Work required: Report back the lines in this listing that carry the string "text".

Working data:
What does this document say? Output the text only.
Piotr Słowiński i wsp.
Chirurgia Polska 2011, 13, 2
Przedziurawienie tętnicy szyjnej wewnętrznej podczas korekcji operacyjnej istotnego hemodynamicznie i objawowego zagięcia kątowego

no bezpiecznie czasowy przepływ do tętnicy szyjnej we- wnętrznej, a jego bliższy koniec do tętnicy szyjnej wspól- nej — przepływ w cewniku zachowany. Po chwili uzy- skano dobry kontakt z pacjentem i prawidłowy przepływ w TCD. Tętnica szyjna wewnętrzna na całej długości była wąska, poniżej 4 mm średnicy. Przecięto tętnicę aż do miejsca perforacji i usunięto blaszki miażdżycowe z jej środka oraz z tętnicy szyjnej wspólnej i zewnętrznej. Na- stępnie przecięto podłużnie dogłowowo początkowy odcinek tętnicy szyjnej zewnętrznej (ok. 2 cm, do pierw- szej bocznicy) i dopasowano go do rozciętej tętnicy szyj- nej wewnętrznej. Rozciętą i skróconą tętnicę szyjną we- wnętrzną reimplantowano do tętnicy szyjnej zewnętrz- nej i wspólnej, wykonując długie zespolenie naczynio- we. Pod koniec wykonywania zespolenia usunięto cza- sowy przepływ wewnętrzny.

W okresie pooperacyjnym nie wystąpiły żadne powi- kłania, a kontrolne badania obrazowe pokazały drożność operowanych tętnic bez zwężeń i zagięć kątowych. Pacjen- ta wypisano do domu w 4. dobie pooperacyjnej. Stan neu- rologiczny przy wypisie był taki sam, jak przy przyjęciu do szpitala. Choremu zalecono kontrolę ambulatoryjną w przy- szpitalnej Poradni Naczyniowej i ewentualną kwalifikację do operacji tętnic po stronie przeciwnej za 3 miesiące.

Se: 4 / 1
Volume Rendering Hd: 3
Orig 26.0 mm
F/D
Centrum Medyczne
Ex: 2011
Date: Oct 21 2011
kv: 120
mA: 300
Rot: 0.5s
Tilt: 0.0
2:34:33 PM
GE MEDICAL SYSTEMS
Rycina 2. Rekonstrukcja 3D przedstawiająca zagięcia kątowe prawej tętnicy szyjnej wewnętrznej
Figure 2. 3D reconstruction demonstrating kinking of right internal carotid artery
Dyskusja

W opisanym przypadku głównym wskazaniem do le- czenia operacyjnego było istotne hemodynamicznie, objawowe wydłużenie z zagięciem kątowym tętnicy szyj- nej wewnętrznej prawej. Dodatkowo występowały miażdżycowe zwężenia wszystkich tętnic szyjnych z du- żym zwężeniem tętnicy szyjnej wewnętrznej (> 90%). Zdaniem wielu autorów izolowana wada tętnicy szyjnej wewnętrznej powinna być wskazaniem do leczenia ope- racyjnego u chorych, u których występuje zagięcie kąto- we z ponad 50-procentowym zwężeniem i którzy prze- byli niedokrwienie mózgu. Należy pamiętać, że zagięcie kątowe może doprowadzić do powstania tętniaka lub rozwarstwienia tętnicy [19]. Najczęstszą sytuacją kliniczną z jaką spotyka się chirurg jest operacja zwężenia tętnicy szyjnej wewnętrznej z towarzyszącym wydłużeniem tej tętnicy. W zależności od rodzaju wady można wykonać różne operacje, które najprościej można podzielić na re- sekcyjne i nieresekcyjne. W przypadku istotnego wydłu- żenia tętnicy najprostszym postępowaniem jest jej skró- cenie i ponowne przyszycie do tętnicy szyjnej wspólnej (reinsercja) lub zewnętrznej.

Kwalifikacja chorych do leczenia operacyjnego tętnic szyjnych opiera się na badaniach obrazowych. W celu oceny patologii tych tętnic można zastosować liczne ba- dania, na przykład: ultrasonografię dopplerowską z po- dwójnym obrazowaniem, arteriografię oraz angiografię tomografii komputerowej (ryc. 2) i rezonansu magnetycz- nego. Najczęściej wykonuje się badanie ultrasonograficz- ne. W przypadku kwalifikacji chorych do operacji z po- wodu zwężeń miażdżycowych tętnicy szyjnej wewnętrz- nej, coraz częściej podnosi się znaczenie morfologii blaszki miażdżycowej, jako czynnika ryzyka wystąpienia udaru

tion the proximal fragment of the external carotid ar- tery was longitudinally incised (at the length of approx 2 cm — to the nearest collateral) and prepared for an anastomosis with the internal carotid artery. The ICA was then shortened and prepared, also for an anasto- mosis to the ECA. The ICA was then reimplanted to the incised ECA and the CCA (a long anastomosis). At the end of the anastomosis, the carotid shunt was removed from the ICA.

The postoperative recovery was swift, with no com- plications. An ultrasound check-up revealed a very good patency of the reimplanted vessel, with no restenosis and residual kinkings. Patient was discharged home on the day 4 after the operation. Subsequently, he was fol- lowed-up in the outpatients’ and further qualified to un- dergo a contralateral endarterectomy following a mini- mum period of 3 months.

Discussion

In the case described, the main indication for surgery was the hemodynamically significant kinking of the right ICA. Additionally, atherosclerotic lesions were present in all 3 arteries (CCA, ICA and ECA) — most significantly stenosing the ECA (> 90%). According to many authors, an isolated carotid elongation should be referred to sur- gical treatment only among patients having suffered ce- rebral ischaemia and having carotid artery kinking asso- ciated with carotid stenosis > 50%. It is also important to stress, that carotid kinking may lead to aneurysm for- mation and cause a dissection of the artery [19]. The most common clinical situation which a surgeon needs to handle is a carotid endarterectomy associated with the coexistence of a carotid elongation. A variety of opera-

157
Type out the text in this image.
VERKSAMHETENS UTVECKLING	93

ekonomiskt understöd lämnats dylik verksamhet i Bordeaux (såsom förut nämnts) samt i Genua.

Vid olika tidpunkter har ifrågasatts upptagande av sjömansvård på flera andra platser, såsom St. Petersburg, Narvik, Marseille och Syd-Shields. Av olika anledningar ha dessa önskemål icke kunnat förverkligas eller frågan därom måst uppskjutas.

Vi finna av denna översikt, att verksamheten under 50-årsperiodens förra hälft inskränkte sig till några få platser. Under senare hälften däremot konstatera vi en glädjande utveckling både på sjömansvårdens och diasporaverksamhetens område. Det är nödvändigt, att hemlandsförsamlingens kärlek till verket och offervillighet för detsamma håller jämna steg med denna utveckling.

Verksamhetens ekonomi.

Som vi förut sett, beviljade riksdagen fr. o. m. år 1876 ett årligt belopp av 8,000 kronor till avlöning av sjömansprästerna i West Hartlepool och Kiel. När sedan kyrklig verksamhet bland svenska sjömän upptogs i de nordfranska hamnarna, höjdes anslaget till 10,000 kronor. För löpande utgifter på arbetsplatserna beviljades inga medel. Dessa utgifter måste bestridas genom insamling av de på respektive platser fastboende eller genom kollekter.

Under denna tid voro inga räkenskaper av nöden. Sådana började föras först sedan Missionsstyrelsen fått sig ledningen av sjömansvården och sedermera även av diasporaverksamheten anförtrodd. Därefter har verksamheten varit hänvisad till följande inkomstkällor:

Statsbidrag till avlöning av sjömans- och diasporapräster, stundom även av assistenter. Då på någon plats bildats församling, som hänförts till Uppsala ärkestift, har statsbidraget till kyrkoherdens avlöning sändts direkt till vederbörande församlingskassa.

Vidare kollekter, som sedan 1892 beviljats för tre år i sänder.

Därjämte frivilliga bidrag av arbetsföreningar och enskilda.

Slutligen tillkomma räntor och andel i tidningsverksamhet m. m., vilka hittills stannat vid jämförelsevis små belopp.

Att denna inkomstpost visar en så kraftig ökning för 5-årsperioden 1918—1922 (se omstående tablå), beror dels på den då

Solution to this problem:
What does this document say? Output the text only.
Type out the text in this image.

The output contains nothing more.